• Aim of the task:
Write out all of the following lines verbatim, omitting the picture.

Source data:

-------------------------

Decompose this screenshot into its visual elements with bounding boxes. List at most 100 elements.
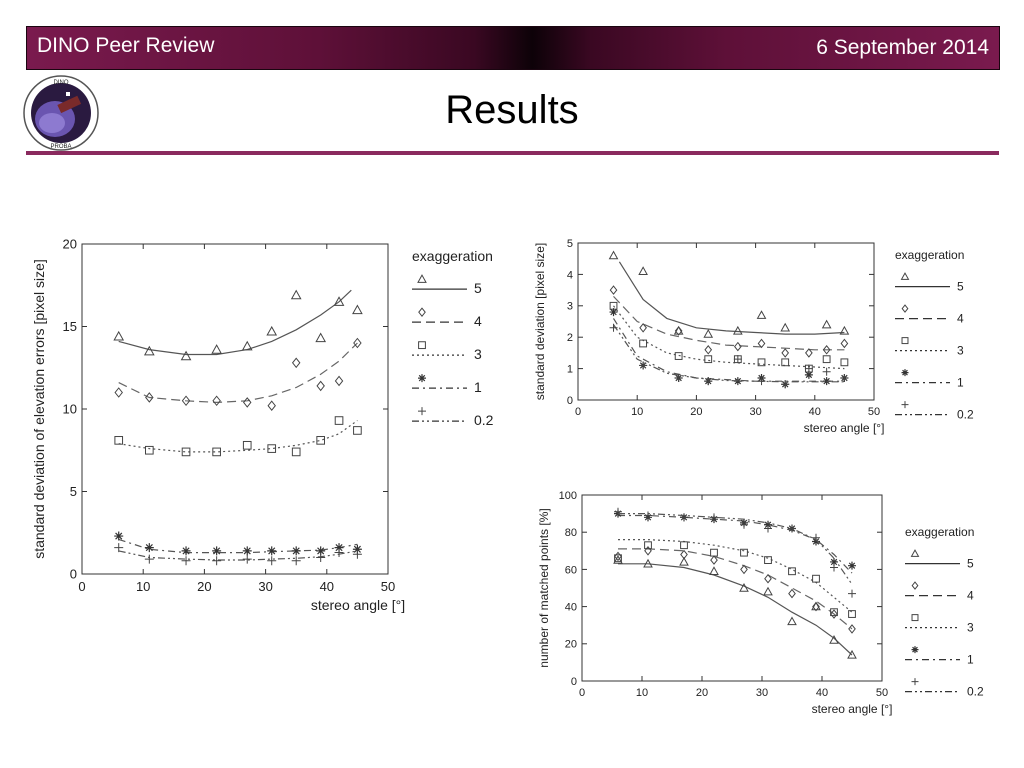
x-tick-label: 30 (258, 579, 272, 594)
plus-marker (316, 553, 326, 562)
series-0.2 (609, 323, 849, 389)
asterisk-marker (609, 308, 618, 317)
asterisk-marker (830, 557, 838, 566)
triangle-marker (780, 322, 791, 332)
series-5 (113, 289, 363, 361)
x-axis-label: stereo angle [°] (812, 702, 893, 716)
diamond-marker (674, 326, 683, 336)
review-title: DINO Peer Review (37, 34, 215, 57)
square-marker (114, 436, 124, 445)
diamond-marker (242, 397, 252, 408)
triangle-marker (613, 555, 623, 564)
plus-marker (704, 377, 713, 386)
logo-text-top: DINO (54, 80, 69, 86)
fit-curve (618, 539, 853, 613)
fit-curve (618, 514, 853, 574)
y-tick-label: 10 (63, 402, 77, 417)
diamond-marker (822, 344, 831, 355)
legend-label: 3 (967, 621, 974, 635)
series-3 (114, 416, 362, 457)
legend-diamond-icon (418, 307, 426, 317)
series-3 (614, 539, 856, 618)
asterisk-marker (242, 546, 252, 556)
y-tick-label: 20 (565, 639, 577, 651)
legend-title: exaggeration (412, 248, 493, 264)
diamond-marker (212, 395, 221, 407)
square-marker (212, 447, 221, 457)
legend-label: 1 (474, 379, 482, 395)
square-marker (788, 567, 796, 576)
plus-marker (267, 556, 277, 566)
asterisk-marker (848, 561, 856, 570)
square-marker (267, 444, 277, 453)
matched-points-chart: 0 10 20 30 40 50 0 20 40 60 80 100 stereo angle [°] n… (537, 490, 984, 716)
diamond-marker (267, 400, 276, 412)
triangle-marker (352, 304, 363, 315)
triangle-marker (787, 616, 797, 626)
plus-marker (114, 543, 124, 553)
diamond-marker (114, 387, 123, 398)
std-deviation-chart: 0 10 20 30 40 50 0 1 2 3 4 5 stereo angle [°] standar… (533, 238, 974, 435)
plus-marker (740, 520, 748, 529)
x-tick-label: 40 (320, 579, 334, 594)
plus-marker (212, 556, 222, 566)
plus-marker (181, 556, 191, 566)
asterisk-marker (804, 370, 813, 379)
series-5 (613, 555, 857, 659)
legend-label: 4 (967, 589, 974, 603)
plus-marker (830, 563, 838, 572)
triangle-marker (315, 332, 327, 343)
plus-marker (757, 377, 766, 386)
triangle-marker (756, 310, 767, 319)
x-axis-label: stereo angle [°] (804, 421, 885, 435)
square-marker (674, 352, 683, 360)
diamond-marker (353, 337, 362, 349)
square-marker (812, 574, 820, 583)
plus-marker (242, 554, 252, 564)
legend-plus-icon (901, 401, 909, 409)
plus-marker (781, 380, 790, 389)
x-tick-label: 0 (575, 406, 581, 418)
fit-curve (612, 318, 845, 382)
asterisk-marker (267, 546, 277, 556)
legend-square-icon (901, 337, 909, 345)
square-marker (680, 541, 688, 550)
legend-triangle-icon (910, 549, 920, 557)
legend-label: 1 (967, 653, 974, 667)
asterisk-marker (212, 546, 222, 556)
plus-marker (812, 533, 820, 542)
diamond-marker (639, 322, 647, 333)
y-tick-label: 2 (567, 332, 573, 344)
diamond-marker (291, 357, 301, 369)
square-marker (316, 436, 326, 445)
asterisk-marker (114, 531, 124, 541)
title-divider (26, 151, 999, 155)
x-tick-label: 50 (876, 687, 888, 699)
asterisk-marker (181, 546, 191, 556)
diamond-marker (830, 609, 838, 619)
plus-marker (680, 513, 688, 522)
y-tick-label: 20 (63, 237, 77, 252)
triangle-marker (113, 330, 125, 341)
plot-frame (577, 242, 875, 401)
triangle-marker (290, 289, 302, 300)
y-tick-label: 0 (567, 395, 573, 407)
square-marker (639, 339, 648, 348)
triangle-marker (143, 345, 155, 356)
square-marker (334, 416, 344, 425)
triangle-marker (679, 556, 689, 566)
series-4 (614, 545, 856, 634)
square-marker (830, 608, 838, 617)
y-tick-label: 100 (559, 490, 577, 502)
square-marker (644, 541, 652, 550)
y-tick-label: 15 (63, 319, 77, 334)
legend-label: 5 (967, 557, 974, 571)
y-axis-label: standard deviation [pixel size] (533, 243, 547, 400)
x-tick-label: 30 (756, 687, 768, 699)
fit-curve (118, 550, 358, 561)
plus-marker (733, 355, 742, 364)
triangle-marker (211, 344, 222, 354)
triangle-marker (739, 582, 749, 592)
page-title: Results (445, 88, 579, 132)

-------------------------

• Correct response:
Decompose this screenshot into its visual elements with bounding boxes. List at most 100 elements.
x-tick-label: 30 (258, 579, 272, 594)
plus-marker (316, 553, 326, 562)
series-0.2 (609, 323, 849, 389)
asterisk-marker (609, 308, 618, 317)
asterisk-marker (830, 557, 838, 566)
triangle-marker (780, 322, 791, 332)
series-5 (113, 289, 363, 361)
x-axis-label: stereo angle [°] (812, 702, 893, 716)
diamond-marker (674, 326, 683, 336)
review-title: DINO Peer Review (37, 34, 215, 57)
square-marker (114, 436, 124, 445)
diamond-marker (242, 397, 252, 408)
triangle-marker (613, 555, 623, 564)
plus-marker (704, 377, 713, 386)
logo-text-top: DINO (54, 80, 69, 86)
fit-curve (618, 539, 853, 613)
fit-curve (618, 514, 853, 574)
y-tick-label: 10 (63, 402, 77, 417)
diamond-marker (822, 344, 831, 355)
legend-label: 3 (967, 621, 974, 635)
series-3 (114, 416, 362, 457)
legend-diamond-icon (418, 307, 426, 317)
series-3 (614, 539, 856, 618)
asterisk-marker (242, 546, 252, 556)
y-tick-label: 20 (565, 639, 577, 651)
legend-title: exaggeration (412, 248, 493, 264)
diamond-marker (212, 395, 221, 407)
square-marker (212, 447, 221, 457)
legend-label: 1 (474, 379, 482, 395)
square-marker (788, 567, 796, 576)
plus-marker (267, 556, 277, 566)
asterisk-marker (848, 561, 856, 570)
square-marker (267, 444, 277, 453)
matched-points-chart: 0 10 20 30 40 50 0 20 40 60 80 100 stereo angle [°] n… (537, 490, 984, 716)
diamond-marker (267, 400, 276, 412)
triangle-marker (352, 304, 363, 315)
triangle-marker (787, 616, 797, 626)
plus-marker (114, 543, 124, 553)
diamond-marker (114, 387, 123, 398)
std-deviation-chart: 0 10 20 30 40 50 0 1 2 3 4 5 stereo angle [°] standar… (533, 238, 974, 435)
plus-marker (740, 520, 748, 529)
x-tick-label: 40 (320, 579, 334, 594)
plus-marker (212, 556, 222, 566)
plus-marker (181, 556, 191, 566)
asterisk-marker (804, 370, 813, 379)
series-5 (613, 555, 857, 659)
legend-label: 4 (967, 589, 974, 603)
plus-marker (830, 563, 838, 572)
triangle-marker (315, 332, 327, 343)
plus-marker (757, 377, 766, 386)
triangle-marker (756, 310, 767, 319)
x-axis-label: stereo angle [°] (804, 421, 885, 435)
square-marker (674, 352, 683, 360)
diamond-marker (353, 337, 362, 349)
square-marker (812, 574, 820, 583)
plus-marker (242, 554, 252, 564)
legend-plus-icon (901, 401, 909, 409)
plus-marker (781, 380, 790, 389)
x-tick-label: 0 (575, 406, 581, 418)
fit-curve (612, 318, 845, 382)
asterisk-marker (267, 546, 277, 556)
legend-square-icon (901, 337, 909, 345)
square-marker (680, 541, 688, 550)
legend-triangle-icon (910, 549, 920, 557)
legend-label: 1 (967, 653, 974, 667)
asterisk-marker (212, 546, 222, 556)
plus-marker (812, 533, 820, 542)
diamond-marker (639, 322, 647, 333)
y-tick-label: 2 (567, 332, 573, 344)
diamond-marker (291, 357, 301, 369)
square-marker (316, 436, 326, 445)
asterisk-marker (114, 531, 124, 541)
title-divider (26, 151, 999, 155)
x-tick-label: 50 (876, 687, 888, 699)
asterisk-marker (181, 546, 191, 556)
diamond-marker (830, 609, 838, 619)
plus-marker (680, 513, 688, 522)
y-tick-label: 20 (63, 237, 77, 252)
triangle-marker (113, 330, 125, 341)
plot-frame (577, 242, 875, 401)
triangle-marker (290, 289, 302, 300)
y-tick-label: 0 (567, 395, 573, 407)
square-marker (639, 339, 648, 348)
triangle-marker (143, 345, 155, 356)
square-marker (334, 416, 344, 425)
triangle-marker (679, 556, 689, 566)
series-4 (614, 545, 856, 634)
square-marker (830, 608, 838, 617)
y-tick-label: 100 (559, 490, 577, 502)
square-marker (644, 541, 652, 550)
y-tick-label: 15 (63, 319, 77, 334)
legend-label: 5 (967, 557, 974, 571)
y-axis-label: standard deviation [pixel size] (533, 243, 547, 400)
x-tick-label: 30 (756, 687, 768, 699)
fit-curve (118, 550, 358, 561)
plus-marker (733, 355, 742, 364)
triangle-marker (211, 344, 222, 354)
triangle-marker (739, 582, 749, 592)
page-title: Results (445, 88, 579, 132)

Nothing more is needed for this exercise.